*Problem to work on*: Write the material out again, line by line, exactly as it is.

*Material provided*:
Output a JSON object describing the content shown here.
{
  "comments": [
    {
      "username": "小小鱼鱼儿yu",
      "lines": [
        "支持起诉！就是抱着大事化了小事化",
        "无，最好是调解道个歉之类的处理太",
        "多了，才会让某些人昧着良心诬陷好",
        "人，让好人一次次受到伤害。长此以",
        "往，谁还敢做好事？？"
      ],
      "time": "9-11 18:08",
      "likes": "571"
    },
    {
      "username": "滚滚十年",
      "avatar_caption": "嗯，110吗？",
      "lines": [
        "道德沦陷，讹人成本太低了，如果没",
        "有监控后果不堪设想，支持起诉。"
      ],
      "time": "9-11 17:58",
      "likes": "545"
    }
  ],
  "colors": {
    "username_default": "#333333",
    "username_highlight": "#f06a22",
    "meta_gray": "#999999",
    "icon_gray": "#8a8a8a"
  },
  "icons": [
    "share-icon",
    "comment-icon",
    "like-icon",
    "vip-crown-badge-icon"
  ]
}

*Task output*:
Output a JSON object describing the content shown here.
{
  "comments": [
    {
      "username": "小小鱼鱼儿yu",
      "lines": [
        "支持起诉！就是抱着大事化了小事化",
        "无，最好是调解道个歉之类的处理太",
        "多了，才会让某些人昧着良心诬陷好",
        "人，让好人一次次受到伤害。长此以",
        "往，谁还敢做好事？？"
      ],
      "time": "9-11 18:08",
      "likes": "571"
    },
    {
      "username": "滚滚十年",
      "avatar_caption": "嗯，110吗？",
      "lines": [
        "道德沦陷，讹人成本太低了，如果没",
        "有监控后果不堪设想，支持起诉。"
      ],
      "time": "9-11 17:58",
      "likes": "545"
    }
  ],
  "colors": {
    "username_default": "#333333",
    "username_highlight": "#f06a22",
    "meta_gray": "#999999",
    "icon_gray": "#8a8a8a"
  },
  "icons": [
    "share-icon",
    "comment-icon",
    "like-icon",
    "vip-crown-badge-icon"
  ]
}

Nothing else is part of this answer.